:: TEXT SEGMENT

Then there were those toddler classes. Apparently since the days when I was a child, an entire toddler enrichment industry has sprung up. I'm not sure when it started, but by the time my kids came along, attendance at a weekly gym class and/or music class was not only the norm, but seemingly de rigeur among kids born into our socio-economic class. Though the idea may be sold as promoting motor development, meta-cognition, or any number of educational jargon-heavy terms I could mention, I think the big appeal to moms is getting the hell out of the house. The presence of other adults, especially moms going through the same trials and tribulations, is a big draw too.

So even though I was back at work, I managed to while away two lunch-hours a week, and often one hour on the weekend, going to, attending, and coming home from, toddler classes. GYMBOREE provided the kids with the all-important exposure to being pulled around on a parachute with other kids; oh, and there's the introduction of other kids' germs, and let's not forget giving mom a workout chasing a toddler all over the play structures, colored mats, fabric-and-wire tunnels, and slides. Because I had two kids, I had to pay the nanny to attend with me on the weekdays (dad did weekend duty). The games were a bit insipid, and the songs repetitive and often utterly without educational value (unless you consider "The Grand Old Duke Of York" to be a milestone in Western nursery rhyme song history). But I have to admit that generally, a good time was had by all ... until we all got thoroughly sick of the whole GYMBOREE scene, but that was far into the future -- sometime in year three.

GYMBOREE also provided that first rudimentary music class, but it was dullsville because the only instruments the kids were allowed to touch were percussion instruments, which get old -- and annoyingly cacophonous -- pretty quick. So I eventually switched the kids over to a class at another place, now called TODDLE TUNES, that was a whole lot better: the kids got to touch and help teachers play the banjo, the saxophone, the violin, the bass, the clarinet, the piano, guitar ... and on and on, and even the percussion instruments were way more interesting (Latin rhythm instruments, African instruments, etc.) They learned about sounds low and high, loud and soft, tempos fast and slow, and were exposed to everything from reggae to rock, from Beethoven to Jack Johnson (that "Curious George" CD was so surprisingly addictive I caught myself playing it even when the kids weren't in the car: hands up now, any parents who were guilty of this too).

All this physical and musical activity was imprinting itself on their young minds and bodies, and I gotta say, the break from the work day was a blast, even though I often found myself scrambling to make up missed work. The weekends were mostly about going to the park, where "friends" were made, though really there was only "parallel play" going on (more early education jargon, but you get the idea).

Despite big gains in walking and talking, there was no interest in the potty yet, despite appropriately selected toys, books and videos to encourage the idea. Thankfully, the kids stayed in their cribs at night, not yet able to climb out and wander into mom and dad's room. But those last of the day and early morning bottles were still being served, and only crib toys that lit up and played music saved mom and dad from more howling than was really necessary.

::::

GIVEN REQUEST 1: Name each instrument that the piece about toddler classes says the kids got to touch and help teachers play at TODDLE TUNES.
GIVEN REQUEST 2: Pick up the piece about toddler classes right after its last sentence and keep going.

:: STORED DATA

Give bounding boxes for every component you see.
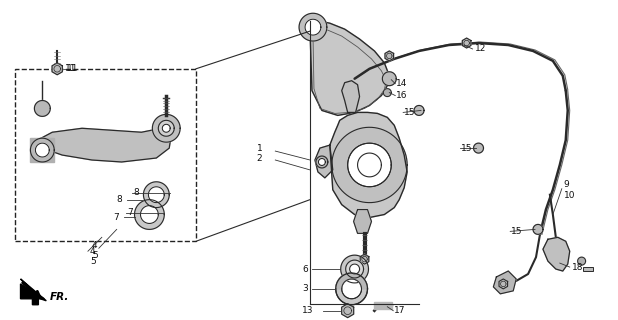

::::

ANSWER 1: banjo, saxophone, violin, bass, clarinet, piano, guitar

ANSWER 2:
Bedtime rituals included reading. Like all college-educated liberal elitists, we saw it as our duty to read to the kids early on. We had all the classics, the Eric Carle books (even the giant edition of THE VERY HUNGRY CATERPILLAR, which proved quite handy to read to twins), GOODNIGHT, MOON, and the latter-day must-have Boynton books like BUT NOT THE HIPPOPOTOMUS and THE GOING TO BED BOOK. But I soon learned that the best books to "read" to two-year-olds are lift-the-flap books, and ninety percent of those will be destroyed within days of purchase. Many thanks to the folks who publish the MAISY series by Lucy Cousins, for their nearly indestructible flaps: a few of those books have even survived into year four.

Though officially sleeping through the night, and eventually trading two naps a day for one, Thing 1 and Thing 2 nevertheless woke up early and often, and kept us in a constant state of bleary-eyed sleep deprivation. We had paid help during the hours when we worked at our jobs, but that still meant changing a zillion diapers, making endless trips to the store to get refills for our Diaper Genie (a product Grandpa initially assumed performed the diaper-changing for us, as if by magic), shopping and planning for all their meals or packing the diaper bag with all manner of spare clothes and extra food and wipes, always the wipes, whenever we ventured out of the house. A plane trip to the east coast was a huge challenge, even though we'd somehow managed it in Year One. Now they were more aware and more apt to howl or want to get up and squirm and visit the back of the plane as frequently as allowed when the seat belt sign was turned off. Yet they weren't really video-savvy enough to be thoroughly occupied by the portable DVD or the in-flight entertainment. And of course the regulations prohibiting the transporting of liquids presented its own nightmares (would the Dept. of Homeland Security please explain to the howling toddler in Aisle J why she can't have her bottle now?). We did our best to minimize hassle by sending supplies ahead (unabashed plug for Drugstore.com here), and Grandma and Grandpa obliged by borrowing a neighbor's pack-n-plays so we didn't have to carry them with us.

But the tyranny of the nap schedule often forced us to truncate plans, whether on vacation or at home. As much as we didn't want to be the kind of parents who are rigid about making sure the kids get naps at the usual time every day, we turned into those kinds of parents, because with twins, anything else would have been, well, suicidal (for us). The witching hours with toddlers are bad enough when they HAVE gotten enough sleep. We even got to the point of nixing any daytime excursion that was more than a twenty-minute drive back home (or wherever we were staying if out of town), for fear of missing the precious "transfer window." Some parents reading this are nodding in recognition, but for those readers who need a translation, the transfer window is the brief time during which a child sleeping in a car seat can be successfully transferred to his or her crib without waking up and turning into a banshee.

Though we'd put on a birthday party when they turned one, mostly to congratulate ourselves on surviving that first year, we were too exhausted by the end of year two to contemplate such an undertaking. Dinner at a restaurant with friends was enough. I remember we'd spent the day at Griffith Park's TRAVEL TOWN, during which Thing 2 remained petrified during the entire train ride, and had to be held on Daddy's shoulder. But I also remember the picture I took of both kids standing tall near an antique train car, looking confident, tough, and not-to-be-messed-with, like a tiny but formidable toddler gang of two.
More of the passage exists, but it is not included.